Dataset items:
┌──
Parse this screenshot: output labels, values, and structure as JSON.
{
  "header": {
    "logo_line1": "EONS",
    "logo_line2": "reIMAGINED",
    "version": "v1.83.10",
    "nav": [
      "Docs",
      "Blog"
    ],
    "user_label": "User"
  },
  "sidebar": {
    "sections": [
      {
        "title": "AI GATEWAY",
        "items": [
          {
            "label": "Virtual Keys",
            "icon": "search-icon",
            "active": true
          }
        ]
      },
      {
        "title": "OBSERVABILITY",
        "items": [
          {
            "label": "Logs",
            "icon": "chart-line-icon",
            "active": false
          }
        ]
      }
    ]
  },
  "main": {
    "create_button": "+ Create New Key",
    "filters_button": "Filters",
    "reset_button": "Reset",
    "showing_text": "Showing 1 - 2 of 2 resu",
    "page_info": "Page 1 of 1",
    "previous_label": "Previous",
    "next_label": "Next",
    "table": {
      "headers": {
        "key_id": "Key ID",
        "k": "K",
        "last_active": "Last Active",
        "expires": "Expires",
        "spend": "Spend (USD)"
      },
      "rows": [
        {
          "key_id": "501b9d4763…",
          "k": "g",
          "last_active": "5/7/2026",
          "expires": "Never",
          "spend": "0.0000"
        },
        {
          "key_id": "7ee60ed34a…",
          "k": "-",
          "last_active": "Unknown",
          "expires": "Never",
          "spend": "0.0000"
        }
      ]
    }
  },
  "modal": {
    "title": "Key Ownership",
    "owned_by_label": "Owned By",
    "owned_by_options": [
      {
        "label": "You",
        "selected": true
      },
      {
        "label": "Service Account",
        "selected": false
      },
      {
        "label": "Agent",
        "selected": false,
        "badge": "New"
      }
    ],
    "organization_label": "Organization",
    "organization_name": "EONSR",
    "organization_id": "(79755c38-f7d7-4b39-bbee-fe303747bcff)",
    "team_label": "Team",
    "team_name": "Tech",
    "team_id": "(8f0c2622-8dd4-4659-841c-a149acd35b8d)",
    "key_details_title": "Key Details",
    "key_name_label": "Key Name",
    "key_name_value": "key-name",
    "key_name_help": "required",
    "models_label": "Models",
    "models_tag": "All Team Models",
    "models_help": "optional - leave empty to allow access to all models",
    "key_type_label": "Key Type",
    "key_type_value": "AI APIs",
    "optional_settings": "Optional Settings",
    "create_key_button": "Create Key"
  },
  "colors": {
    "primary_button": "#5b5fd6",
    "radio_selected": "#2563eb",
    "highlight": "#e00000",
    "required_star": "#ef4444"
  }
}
└──
● Aim: Take the records above and return them exactly as written.

● Task solution:
Parse this screenshot: output labels, values, and structure as JSON.
{
  "header": {
    "logo_line1": "EONS",
    "logo_line2": "reIMAGINED",
    "version": "v1.83.10",
    "nav": [
      "Docs",
      "Blog"
    ],
    "user_label": "User"
  },
  "sidebar": {
    "sections": [
      {
        "title": "AI GATEWAY",
        "items": [
          {
            "label": "Virtual Keys",
            "icon": "search-icon",
            "active": true
          }
        ]
      },
      {
        "title": "OBSERVABILITY",
        "items": [
          {
            "label": "Logs",
            "icon": "chart-line-icon",
            "active": false
          }
        ]
      }
    ]
  },
  "main": {
    "create_button": "+ Create New Key",
    "filters_button": "Filters",
    "reset_button": "Reset",
    "showing_text": "Showing 1 - 2 of 2 resu",
    "page_info": "Page 1 of 1",
    "previous_label": "Previous",
    "next_label": "Next",
    "table": {
      "headers": {
        "key_id": "Key ID",
        "k": "K",
        "last_active": "Last Active",
        "expires": "Expires",
        "spend": "Spend (USD)"
      },
      "rows": [
        {
          "key_id": "501b9d4763…",
          "k": "g",
          "last_active": "5/7/2026",
          "expires": "Never",
          "spend": "0.0000"
        },
        {
          "key_id": "7ee60ed34a…",
          "k": "-",
          "last_active": "Unknown",
          "expires": "Never",
          "spend": "0.0000"
        }
      ]
    }
  },
  "modal": {
    "title": "Key Ownership",
    "owned_by_label": "Owned By",
    "owned_by_options": [
      {
        "label": "You",
        "selected": true
      },
      {
        "label": "Service Account",
        "selected": false
      },
      {
        "label": "Agent",
        "selected": false,
        "badge": "New"
      }
    ],
    "organization_label": "Organization",
    "organization_name": "EONSR",
    "organization_id": "(79755c38-f7d7-4b39-bbee-fe303747bcff)",
    "team_label": "Team",
    "team_name": "Tech",
    "team_id": "(8f0c2622-8dd4-4659-841c-a149acd35b8d)",
    "key_details_title": "Key Details",
    "key_name_label": "Key Name",
    "key_name_value": "key-name",
    "key_name_help": "required",
    "models_label": "Models",
    "models_tag": "All Team Models",
    "models_help": "optional - leave empty to allow access to all models",
    "key_type_label": "Key Type",
    "key_type_value": "AI APIs",
    "optional_settings": "Optional Settings",
    "create_key_button": "Create Key"
  },
  "colors": {
    "primary_button": "#5b5fd6",
    "radio_selected": "#2563eb",
    "highlight": "#e00000",
    "required_star": "#ef4444"
  }
}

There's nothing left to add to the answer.